= TASK TO CARRY OUT =
Where the data below has the string "Premium", return the whole line.

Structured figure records
====
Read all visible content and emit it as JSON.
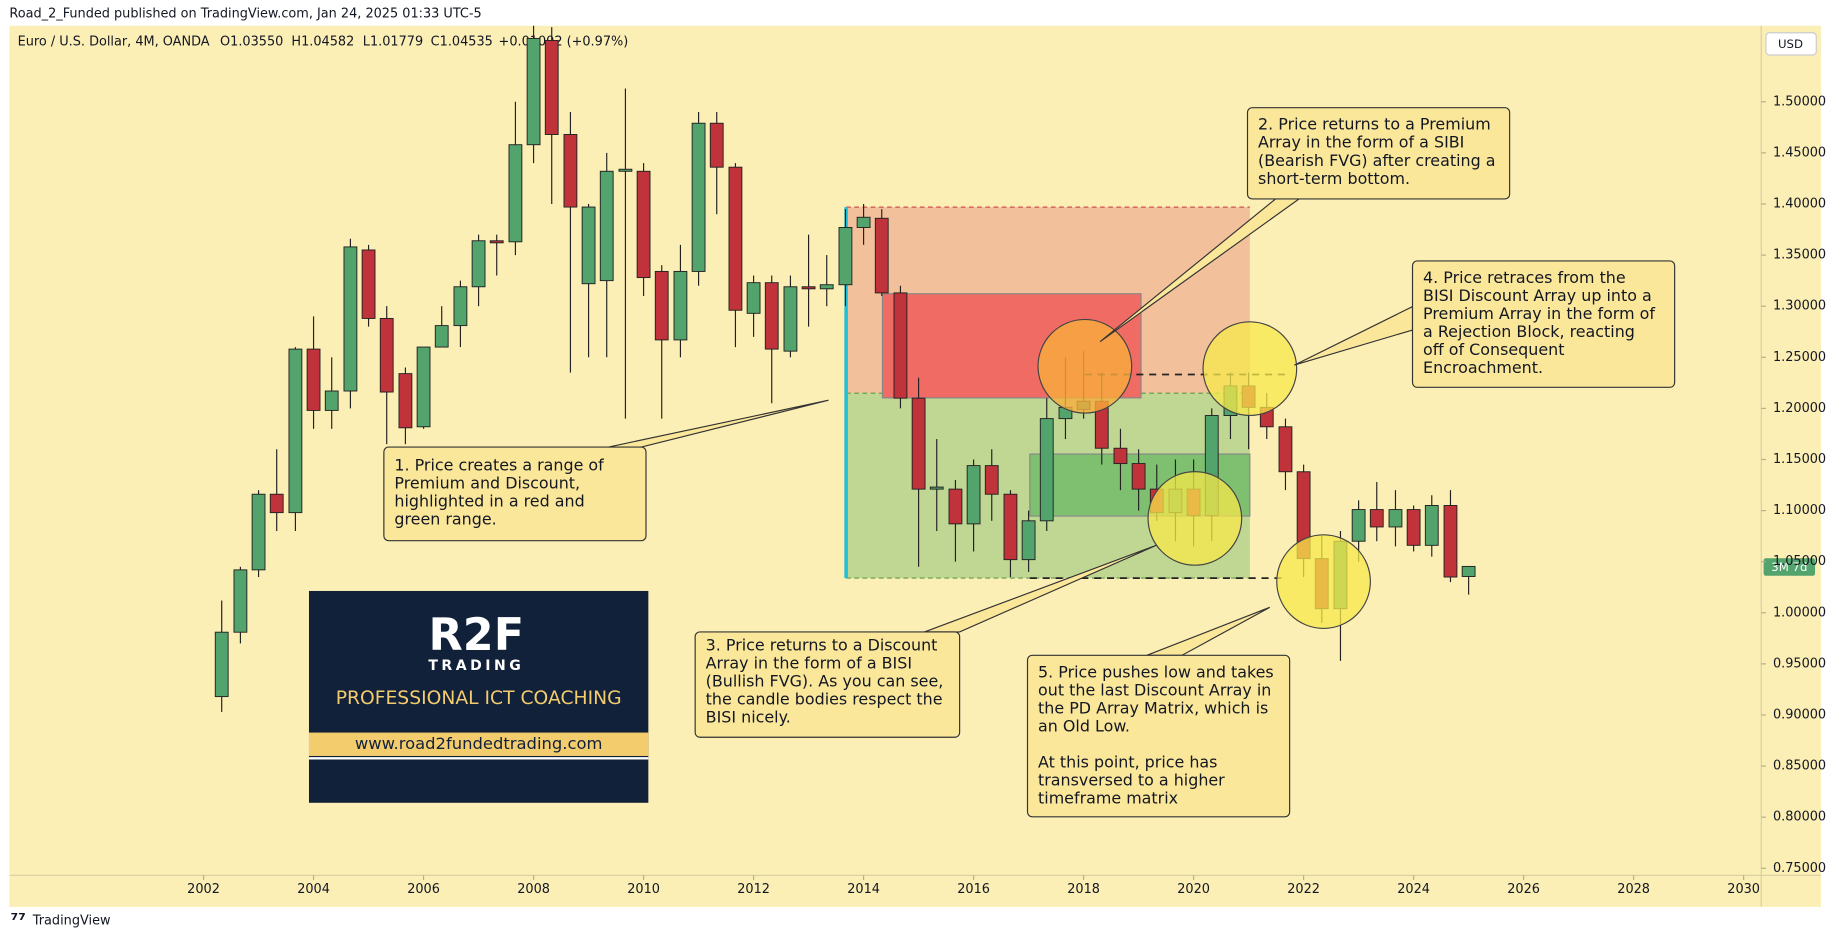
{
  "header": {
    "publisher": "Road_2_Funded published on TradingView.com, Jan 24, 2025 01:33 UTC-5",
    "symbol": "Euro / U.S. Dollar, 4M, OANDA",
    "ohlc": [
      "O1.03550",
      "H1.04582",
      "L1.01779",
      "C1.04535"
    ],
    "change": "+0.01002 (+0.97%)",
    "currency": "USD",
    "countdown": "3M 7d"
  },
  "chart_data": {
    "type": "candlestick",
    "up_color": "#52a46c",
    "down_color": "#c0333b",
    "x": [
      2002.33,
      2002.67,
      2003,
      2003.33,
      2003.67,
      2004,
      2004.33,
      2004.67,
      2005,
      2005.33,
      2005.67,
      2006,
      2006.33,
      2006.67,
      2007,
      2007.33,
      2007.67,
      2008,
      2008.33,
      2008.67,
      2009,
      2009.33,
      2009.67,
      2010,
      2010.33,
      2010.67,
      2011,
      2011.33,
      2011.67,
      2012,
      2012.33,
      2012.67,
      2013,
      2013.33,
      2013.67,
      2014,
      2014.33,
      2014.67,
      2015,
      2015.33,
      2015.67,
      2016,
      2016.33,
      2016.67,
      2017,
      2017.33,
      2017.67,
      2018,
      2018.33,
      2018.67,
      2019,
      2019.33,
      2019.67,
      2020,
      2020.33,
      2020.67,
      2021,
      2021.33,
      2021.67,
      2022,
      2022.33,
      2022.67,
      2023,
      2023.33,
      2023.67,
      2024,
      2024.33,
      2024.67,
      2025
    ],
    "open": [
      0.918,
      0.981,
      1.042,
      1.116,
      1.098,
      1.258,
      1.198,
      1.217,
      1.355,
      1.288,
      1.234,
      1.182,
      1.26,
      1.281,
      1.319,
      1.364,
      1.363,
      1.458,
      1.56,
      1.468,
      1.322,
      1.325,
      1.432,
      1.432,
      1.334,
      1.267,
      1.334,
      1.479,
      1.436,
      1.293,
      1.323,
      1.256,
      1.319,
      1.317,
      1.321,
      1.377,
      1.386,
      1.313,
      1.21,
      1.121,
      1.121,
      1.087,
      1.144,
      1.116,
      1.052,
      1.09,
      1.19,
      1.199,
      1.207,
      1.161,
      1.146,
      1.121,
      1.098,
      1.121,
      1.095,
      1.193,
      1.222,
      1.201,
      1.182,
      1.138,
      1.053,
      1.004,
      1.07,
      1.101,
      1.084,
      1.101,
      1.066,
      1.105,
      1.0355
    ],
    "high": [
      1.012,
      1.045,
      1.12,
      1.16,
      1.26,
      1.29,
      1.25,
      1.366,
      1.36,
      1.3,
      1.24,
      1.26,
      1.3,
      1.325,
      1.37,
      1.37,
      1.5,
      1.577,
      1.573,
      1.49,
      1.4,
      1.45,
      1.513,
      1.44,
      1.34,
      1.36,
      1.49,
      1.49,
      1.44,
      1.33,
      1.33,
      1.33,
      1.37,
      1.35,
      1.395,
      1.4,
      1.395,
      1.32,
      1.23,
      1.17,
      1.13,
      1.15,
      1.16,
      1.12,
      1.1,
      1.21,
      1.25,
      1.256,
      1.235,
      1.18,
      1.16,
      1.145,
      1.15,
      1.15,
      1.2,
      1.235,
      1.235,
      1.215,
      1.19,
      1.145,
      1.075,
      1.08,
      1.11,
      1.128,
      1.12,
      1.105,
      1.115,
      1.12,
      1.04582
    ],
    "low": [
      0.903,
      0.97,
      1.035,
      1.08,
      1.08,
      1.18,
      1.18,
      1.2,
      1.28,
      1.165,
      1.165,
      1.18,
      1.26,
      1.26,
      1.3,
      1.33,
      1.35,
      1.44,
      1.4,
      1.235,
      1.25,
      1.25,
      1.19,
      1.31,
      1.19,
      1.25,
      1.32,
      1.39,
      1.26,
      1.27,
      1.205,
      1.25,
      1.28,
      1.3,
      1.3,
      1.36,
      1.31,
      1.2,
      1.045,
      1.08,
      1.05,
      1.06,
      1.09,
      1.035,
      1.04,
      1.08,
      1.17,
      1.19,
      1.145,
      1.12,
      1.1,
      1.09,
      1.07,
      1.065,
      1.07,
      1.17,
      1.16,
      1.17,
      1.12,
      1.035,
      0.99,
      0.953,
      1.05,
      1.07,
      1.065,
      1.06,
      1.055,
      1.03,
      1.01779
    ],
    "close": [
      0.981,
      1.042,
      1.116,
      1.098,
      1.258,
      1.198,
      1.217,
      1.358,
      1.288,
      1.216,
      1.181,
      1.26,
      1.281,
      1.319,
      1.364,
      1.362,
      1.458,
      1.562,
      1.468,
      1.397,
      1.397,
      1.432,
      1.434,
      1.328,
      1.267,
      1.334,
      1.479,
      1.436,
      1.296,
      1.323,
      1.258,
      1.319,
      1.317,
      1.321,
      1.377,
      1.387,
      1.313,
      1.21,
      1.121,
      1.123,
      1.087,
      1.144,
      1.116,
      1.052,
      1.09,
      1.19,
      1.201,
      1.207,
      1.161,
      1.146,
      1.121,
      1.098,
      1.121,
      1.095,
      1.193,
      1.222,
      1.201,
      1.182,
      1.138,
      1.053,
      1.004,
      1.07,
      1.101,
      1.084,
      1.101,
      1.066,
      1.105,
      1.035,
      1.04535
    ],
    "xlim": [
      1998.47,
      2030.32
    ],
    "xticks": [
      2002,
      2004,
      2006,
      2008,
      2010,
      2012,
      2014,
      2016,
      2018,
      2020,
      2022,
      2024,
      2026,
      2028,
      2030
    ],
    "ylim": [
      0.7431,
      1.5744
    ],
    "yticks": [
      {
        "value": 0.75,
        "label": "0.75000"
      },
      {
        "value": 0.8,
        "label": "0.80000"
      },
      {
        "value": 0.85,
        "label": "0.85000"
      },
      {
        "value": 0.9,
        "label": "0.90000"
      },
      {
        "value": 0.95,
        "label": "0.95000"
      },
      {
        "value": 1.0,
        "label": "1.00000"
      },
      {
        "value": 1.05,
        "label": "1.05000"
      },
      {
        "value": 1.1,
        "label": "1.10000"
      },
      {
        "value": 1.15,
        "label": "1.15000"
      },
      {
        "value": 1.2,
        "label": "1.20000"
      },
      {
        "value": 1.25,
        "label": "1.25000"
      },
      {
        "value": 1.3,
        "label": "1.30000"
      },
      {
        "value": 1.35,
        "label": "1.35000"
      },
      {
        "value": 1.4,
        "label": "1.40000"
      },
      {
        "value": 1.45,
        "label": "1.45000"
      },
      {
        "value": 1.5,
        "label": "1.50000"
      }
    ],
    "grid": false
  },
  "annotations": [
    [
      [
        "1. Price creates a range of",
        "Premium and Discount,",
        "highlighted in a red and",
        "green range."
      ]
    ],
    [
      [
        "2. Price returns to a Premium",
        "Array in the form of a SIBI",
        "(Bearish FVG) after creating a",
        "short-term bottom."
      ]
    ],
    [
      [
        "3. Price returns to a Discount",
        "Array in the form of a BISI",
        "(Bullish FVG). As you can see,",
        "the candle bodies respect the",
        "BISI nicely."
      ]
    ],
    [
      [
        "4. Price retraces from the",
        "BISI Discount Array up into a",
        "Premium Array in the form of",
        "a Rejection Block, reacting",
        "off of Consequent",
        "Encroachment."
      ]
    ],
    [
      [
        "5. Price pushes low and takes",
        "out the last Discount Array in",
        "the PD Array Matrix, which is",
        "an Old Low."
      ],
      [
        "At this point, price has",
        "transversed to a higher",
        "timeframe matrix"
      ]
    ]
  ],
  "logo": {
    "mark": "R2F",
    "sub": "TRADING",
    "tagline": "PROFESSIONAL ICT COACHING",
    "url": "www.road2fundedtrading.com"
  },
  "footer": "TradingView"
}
====
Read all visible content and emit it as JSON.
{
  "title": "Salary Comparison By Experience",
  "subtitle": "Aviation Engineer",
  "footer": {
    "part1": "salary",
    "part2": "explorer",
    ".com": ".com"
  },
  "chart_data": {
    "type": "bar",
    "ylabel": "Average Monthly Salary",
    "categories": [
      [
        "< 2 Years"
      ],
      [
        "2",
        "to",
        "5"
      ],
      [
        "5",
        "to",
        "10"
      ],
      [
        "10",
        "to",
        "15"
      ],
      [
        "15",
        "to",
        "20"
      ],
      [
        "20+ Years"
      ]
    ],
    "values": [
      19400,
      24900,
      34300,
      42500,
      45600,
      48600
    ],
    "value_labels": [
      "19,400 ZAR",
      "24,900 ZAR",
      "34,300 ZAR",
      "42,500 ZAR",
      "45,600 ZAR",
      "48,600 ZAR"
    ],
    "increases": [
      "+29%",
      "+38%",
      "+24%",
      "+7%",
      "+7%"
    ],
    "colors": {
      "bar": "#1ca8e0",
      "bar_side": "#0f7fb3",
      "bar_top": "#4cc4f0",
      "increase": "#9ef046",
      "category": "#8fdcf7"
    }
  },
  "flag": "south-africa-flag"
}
====
= RESULT OF THIS TASK =
        "Premium and Discount,",
        "2. Price returns to a Premium",
        "Premium Array in the form of",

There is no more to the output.